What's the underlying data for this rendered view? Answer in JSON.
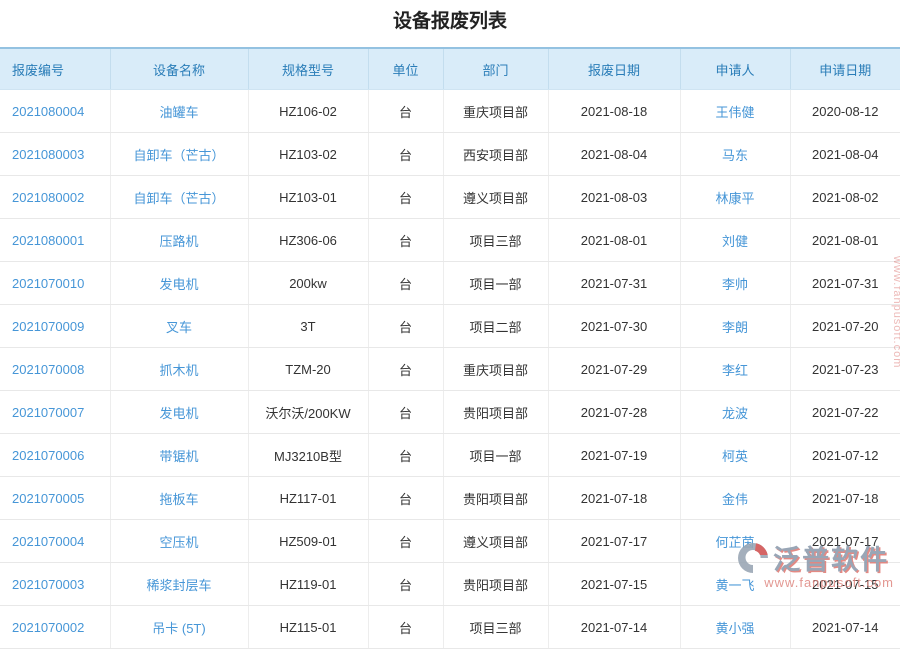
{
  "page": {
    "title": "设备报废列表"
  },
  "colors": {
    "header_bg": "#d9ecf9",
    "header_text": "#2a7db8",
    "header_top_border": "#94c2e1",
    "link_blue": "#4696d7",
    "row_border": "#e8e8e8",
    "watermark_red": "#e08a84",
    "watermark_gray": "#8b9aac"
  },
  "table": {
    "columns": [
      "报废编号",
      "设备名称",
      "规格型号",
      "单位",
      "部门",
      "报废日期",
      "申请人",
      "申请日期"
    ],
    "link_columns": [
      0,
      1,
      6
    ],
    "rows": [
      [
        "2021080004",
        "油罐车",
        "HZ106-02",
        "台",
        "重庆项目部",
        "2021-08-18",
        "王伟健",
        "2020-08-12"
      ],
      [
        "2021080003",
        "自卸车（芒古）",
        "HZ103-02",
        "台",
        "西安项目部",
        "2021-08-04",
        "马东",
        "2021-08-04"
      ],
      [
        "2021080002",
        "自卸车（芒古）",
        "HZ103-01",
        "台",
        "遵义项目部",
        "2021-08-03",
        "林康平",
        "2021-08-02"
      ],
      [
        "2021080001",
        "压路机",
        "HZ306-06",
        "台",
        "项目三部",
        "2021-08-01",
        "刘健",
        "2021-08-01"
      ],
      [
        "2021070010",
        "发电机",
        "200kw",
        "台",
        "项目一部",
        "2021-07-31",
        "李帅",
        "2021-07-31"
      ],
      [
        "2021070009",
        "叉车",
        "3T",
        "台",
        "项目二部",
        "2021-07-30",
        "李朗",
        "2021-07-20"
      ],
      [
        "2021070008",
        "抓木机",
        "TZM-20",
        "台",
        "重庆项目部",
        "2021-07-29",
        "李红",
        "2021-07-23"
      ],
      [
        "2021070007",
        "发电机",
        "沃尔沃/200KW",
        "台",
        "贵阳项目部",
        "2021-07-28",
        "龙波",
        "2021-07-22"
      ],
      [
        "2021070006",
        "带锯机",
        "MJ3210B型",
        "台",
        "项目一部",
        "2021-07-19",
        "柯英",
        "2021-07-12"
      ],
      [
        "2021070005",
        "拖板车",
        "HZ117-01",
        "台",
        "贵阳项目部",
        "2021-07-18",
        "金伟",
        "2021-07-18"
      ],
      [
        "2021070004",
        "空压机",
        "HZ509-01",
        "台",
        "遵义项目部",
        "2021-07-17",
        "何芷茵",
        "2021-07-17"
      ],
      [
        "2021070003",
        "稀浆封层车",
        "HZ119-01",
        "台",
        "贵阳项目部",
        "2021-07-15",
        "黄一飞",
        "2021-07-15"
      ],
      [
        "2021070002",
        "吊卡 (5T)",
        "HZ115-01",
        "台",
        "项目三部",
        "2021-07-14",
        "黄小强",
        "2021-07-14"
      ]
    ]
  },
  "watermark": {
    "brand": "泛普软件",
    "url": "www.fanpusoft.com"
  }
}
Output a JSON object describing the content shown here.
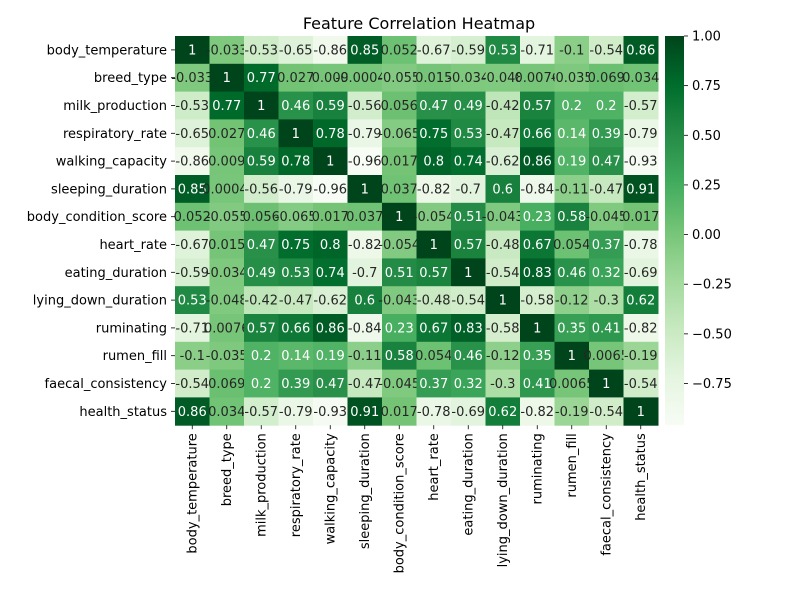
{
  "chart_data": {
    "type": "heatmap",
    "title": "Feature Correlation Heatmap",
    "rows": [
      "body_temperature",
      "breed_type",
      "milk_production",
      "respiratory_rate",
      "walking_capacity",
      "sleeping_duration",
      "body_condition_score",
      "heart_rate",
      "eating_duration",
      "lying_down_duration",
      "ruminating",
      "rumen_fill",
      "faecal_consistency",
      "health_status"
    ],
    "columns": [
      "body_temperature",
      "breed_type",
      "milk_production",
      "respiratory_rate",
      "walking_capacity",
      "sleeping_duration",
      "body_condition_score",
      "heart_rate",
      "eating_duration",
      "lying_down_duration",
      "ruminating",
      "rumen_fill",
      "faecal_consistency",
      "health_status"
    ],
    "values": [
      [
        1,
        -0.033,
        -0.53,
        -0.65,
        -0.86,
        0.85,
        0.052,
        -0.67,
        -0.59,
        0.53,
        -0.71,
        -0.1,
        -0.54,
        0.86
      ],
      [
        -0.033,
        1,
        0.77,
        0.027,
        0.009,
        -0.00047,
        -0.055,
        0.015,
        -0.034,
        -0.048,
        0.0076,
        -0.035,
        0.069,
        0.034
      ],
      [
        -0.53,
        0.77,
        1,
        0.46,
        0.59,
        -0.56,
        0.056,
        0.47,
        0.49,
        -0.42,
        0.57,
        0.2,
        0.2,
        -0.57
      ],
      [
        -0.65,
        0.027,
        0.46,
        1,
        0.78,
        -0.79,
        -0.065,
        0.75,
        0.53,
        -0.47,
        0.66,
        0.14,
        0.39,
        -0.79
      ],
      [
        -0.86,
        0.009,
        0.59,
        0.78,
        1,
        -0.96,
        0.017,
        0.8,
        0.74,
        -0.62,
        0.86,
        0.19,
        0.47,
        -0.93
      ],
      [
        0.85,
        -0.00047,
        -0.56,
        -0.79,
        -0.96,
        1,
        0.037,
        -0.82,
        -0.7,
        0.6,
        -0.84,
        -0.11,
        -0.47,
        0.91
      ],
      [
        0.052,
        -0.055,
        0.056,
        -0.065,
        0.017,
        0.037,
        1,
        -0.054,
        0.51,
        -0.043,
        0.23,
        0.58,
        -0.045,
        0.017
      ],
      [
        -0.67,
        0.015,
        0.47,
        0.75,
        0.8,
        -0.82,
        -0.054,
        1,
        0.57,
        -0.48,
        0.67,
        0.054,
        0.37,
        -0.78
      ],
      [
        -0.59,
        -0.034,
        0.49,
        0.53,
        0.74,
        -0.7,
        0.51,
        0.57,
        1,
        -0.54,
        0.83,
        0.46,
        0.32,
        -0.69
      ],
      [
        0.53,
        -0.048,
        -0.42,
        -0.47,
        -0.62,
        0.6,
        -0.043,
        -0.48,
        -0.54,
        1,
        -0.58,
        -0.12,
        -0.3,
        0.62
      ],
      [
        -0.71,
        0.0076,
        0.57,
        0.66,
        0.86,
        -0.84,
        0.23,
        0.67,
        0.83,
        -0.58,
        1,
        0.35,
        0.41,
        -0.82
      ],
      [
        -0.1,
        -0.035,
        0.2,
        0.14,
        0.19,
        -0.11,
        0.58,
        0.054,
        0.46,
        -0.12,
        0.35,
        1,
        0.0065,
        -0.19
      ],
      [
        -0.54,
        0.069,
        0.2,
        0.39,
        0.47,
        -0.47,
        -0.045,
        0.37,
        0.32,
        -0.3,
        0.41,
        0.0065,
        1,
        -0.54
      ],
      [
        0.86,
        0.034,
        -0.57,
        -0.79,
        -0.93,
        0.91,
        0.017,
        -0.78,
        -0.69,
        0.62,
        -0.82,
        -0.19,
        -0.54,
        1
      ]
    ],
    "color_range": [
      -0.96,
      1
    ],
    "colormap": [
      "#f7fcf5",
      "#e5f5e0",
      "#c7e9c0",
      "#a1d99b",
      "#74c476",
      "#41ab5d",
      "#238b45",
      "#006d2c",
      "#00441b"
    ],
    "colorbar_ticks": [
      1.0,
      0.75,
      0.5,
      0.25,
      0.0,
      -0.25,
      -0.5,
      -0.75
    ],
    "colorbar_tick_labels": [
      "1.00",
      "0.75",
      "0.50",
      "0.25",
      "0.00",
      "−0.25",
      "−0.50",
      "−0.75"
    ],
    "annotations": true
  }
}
------------
» **Written request**
Reproduce all entries exactly. Pictures do not belong in the copy.

» **Correct response**
What's the underlying data for this rendered view? Answer in JSON.
{
  "page": {
    "title": "设备报废列表"
  },
  "colors": {
    "header_bg": "#d9ecf9",
    "header_text": "#2a7db8",
    "header_top_border": "#94c2e1",
    "link_blue": "#4696d7",
    "row_border": "#e8e8e8",
    "watermark_red": "#e08a84",
    "watermark_gray": "#8b9aac"
  },
  "table": {
    "columns": [
      "报废编号",
      "设备名称",
      "规格型号",
      "单位",
      "部门",
      "报废日期",
      "申请人",
      "申请日期"
    ],
    "link_columns": [
      0,
      1,
      6
    ],
    "rows": [
      [
        "2021080004",
        "油罐车",
        "HZ106-02",
        "台",
        "重庆项目部",
        "2021-08-18",
        "王伟健",
        "2020-08-12"
      ],
      [
        "2021080003",
        "自卸车（芒古）",
        "HZ103-02",
        "台",
        "西安项目部",
        "2021-08-04",
        "马东",
        "2021-08-04"
      ],
      [
        "2021080002",
        "自卸车（芒古）",
        "HZ103-01",
        "台",
        "遵义项目部",
        "2021-08-03",
        "林康平",
        "2021-08-02"
      ],
      [
        "2021080001",
        "压路机",
        "HZ306-06",
        "台",
        "项目三部",
        "2021-08-01",
        "刘健",
        "2021-08-01"
      ],
      [
        "2021070010",
        "发电机",
        "200kw",
        "台",
        "项目一部",
        "2021-07-31",
        "李帅",
        "2021-07-31"
      ],
      [
        "2021070009",
        "叉车",
        "3T",
        "台",
        "项目二部",
        "2021-07-30",
        "李朗",
        "2021-07-20"
      ],
      [
        "2021070008",
        "抓木机",
        "TZM-20",
        "台",
        "重庆项目部",
        "2021-07-29",
        "李红",
        "2021-07-23"
      ],
      [
        "2021070007",
        "发电机",
        "沃尔沃/200KW",
        "台",
        "贵阳项目部",
        "2021-07-28",
        "龙波",
        "2021-07-22"
      ],
      [
        "2021070006",
        "带锯机",
        "MJ3210B型",
        "台",
        "项目一部",
        "2021-07-19",
        "柯英",
        "2021-07-12"
      ],
      [
        "2021070005",
        "拖板车",
        "HZ117-01",
        "台",
        "贵阳项目部",
        "2021-07-18",
        "金伟",
        "2021-07-18"
      ],
      [
        "2021070004",
        "空压机",
        "HZ509-01",
        "台",
        "遵义项目部",
        "2021-07-17",
        "何芷茵",
        "2021-07-17"
      ],
      [
        "2021070003",
        "稀浆封层车",
        "HZ119-01",
        "台",
        "贵阳项目部",
        "2021-07-15",
        "黄一飞",
        "2021-07-15"
      ],
      [
        "2021070002",
        "吊卡 (5T)",
        "HZ115-01",
        "台",
        "项目三部",
        "2021-07-14",
        "黄小强",
        "2021-07-14"
      ]
    ]
  },
  "watermark": {
    "brand": "泛普软件",
    "url": "www.fanpusoft.com"
  }
}
Output a JSON object describing the content shown here.
{
  "chart_data": {
    "type": "heatmap",
    "title": "Feature Correlation Heatmap",
    "rows": [
      "body_temperature",
      "breed_type",
      "milk_production",
      "respiratory_rate",
      "walking_capacity",
      "sleeping_duration",
      "body_condition_score",
      "heart_rate",
      "eating_duration",
      "lying_down_duration",
      "ruminating",
      "rumen_fill",
      "faecal_consistency",
      "health_status"
    ],
    "columns": [
      "body_temperature",
      "breed_type",
      "milk_production",
      "respiratory_rate",
      "walking_capacity",
      "sleeping_duration",
      "body_condition_score",
      "heart_rate",
      "eating_duration",
      "lying_down_duration",
      "ruminating",
      "rumen_fill",
      "faecal_consistency",
      "health_status"
    ],
    "values": [
      [
        1,
        -0.033,
        -0.53,
        -0.65,
        -0.86,
        0.85,
        0.052,
        -0.67,
        -0.59,
        0.53,
        -0.71,
        -0.1,
        -0.54,
        0.86
      ],
      [
        -0.033,
        1,
        0.77,
        0.027,
        0.009,
        -0.00047,
        -0.055,
        0.015,
        -0.034,
        -0.048,
        0.0076,
        -0.035,
        0.069,
        0.034
      ],
      [
        -0.53,
        0.77,
        1,
        0.46,
        0.59,
        -0.56,
        0.056,
        0.47,
        0.49,
        -0.42,
        0.57,
        0.2,
        0.2,
        -0.57
      ],
      [
        -0.65,
        0.027,
        0.46,
        1,
        0.78,
        -0.79,
        -0.065,
        0.75,
        0.53,
        -0.47,
        0.66,
        0.14,
        0.39,
        -0.79
      ],
      [
        -0.86,
        0.009,
        0.59,
        0.78,
        1,
        -0.96,
        0.017,
        0.8,
        0.74,
        -0.62,
        0.86,
        0.19,
        0.47,
        -0.93
      ],
      [
        0.85,
        -0.00047,
        -0.56,
        -0.79,
        -0.96,
        1,
        0.037,
        -0.82,
        -0.7,
        0.6,
        -0.84,
        -0.11,
        -0.47,
        0.91
      ],
      [
        0.052,
        -0.055,
        0.056,
        -0.065,
        0.017,
        0.037,
        1,
        -0.054,
        0.51,
        -0.043,
        0.23,
        0.58,
        -0.045,
        0.017
      ],
      [
        -0.67,
        0.015,
        0.47,
        0.75,
        0.8,
        -0.82,
        -0.054,
        1,
        0.57,
        -0.48,
        0.67,
        0.054,
        0.37,
        -0.78
      ],
      [
        -0.59,
        -0.034,
        0.49,
        0.53,
        0.74,
        -0.7,
        0.51,
        0.57,
        1,
        -0.54,
        0.83,
        0.46,
        0.32,
        -0.69
      ],
      [
        0.53,
        -0.048,
        -0.42,
        -0.47,
        -0.62,
        0.6,
        -0.043,
        -0.48,
        -0.54,
        1,
        -0.58,
        -0.12,
        -0.3,
        0.62
      ],
      [
        -0.71,
        0.0076,
        0.57,
        0.66,
        0.86,
        -0.84,
        0.23,
        0.67,
        0.83,
        -0.58,
        1,
        0.35,
        0.41,
        -0.82
      ],
      [
        -0.1,
        -0.035,
        0.2,
        0.14,
        0.19,
        -0.11,
        0.58,
        0.054,
        0.46,
        -0.12,
        0.35,
        1,
        0.0065,
        -0.19
      ],
      [
        -0.54,
        0.069,
        0.2,
        0.39,
        0.47,
        -0.47,
        -0.045,
        0.37,
        0.32,
        -0.3,
        0.41,
        0.0065,
        1,
        -0.54
      ],
      [
        0.86,
        0.034,
        -0.57,
        -0.79,
        -0.93,
        0.91,
        0.017,
        -0.78,
        -0.69,
        0.62,
        -0.82,
        -0.19,
        -0.54,
        1
      ]
    ],
    "color_range": [
      -0.96,
      1
    ],
    "colormap": [
      "#f7fcf5",
      "#e5f5e0",
      "#c7e9c0",
      "#a1d99b",
      "#74c476",
      "#41ab5d",
      "#238b45",
      "#006d2c",
      "#00441b"
    ],
    "colorbar_ticks": [
      1.0,
      0.75,
      0.5,
      0.25,
      0.0,
      -0.25,
      -0.5,
      -0.75
    ],
    "colorbar_tick_labels": [
      "1.00",
      "0.75",
      "0.50",
      "0.25",
      "0.00",
      "−0.25",
      "−0.50",
      "−0.75"
    ],
    "annotations": true
  }
}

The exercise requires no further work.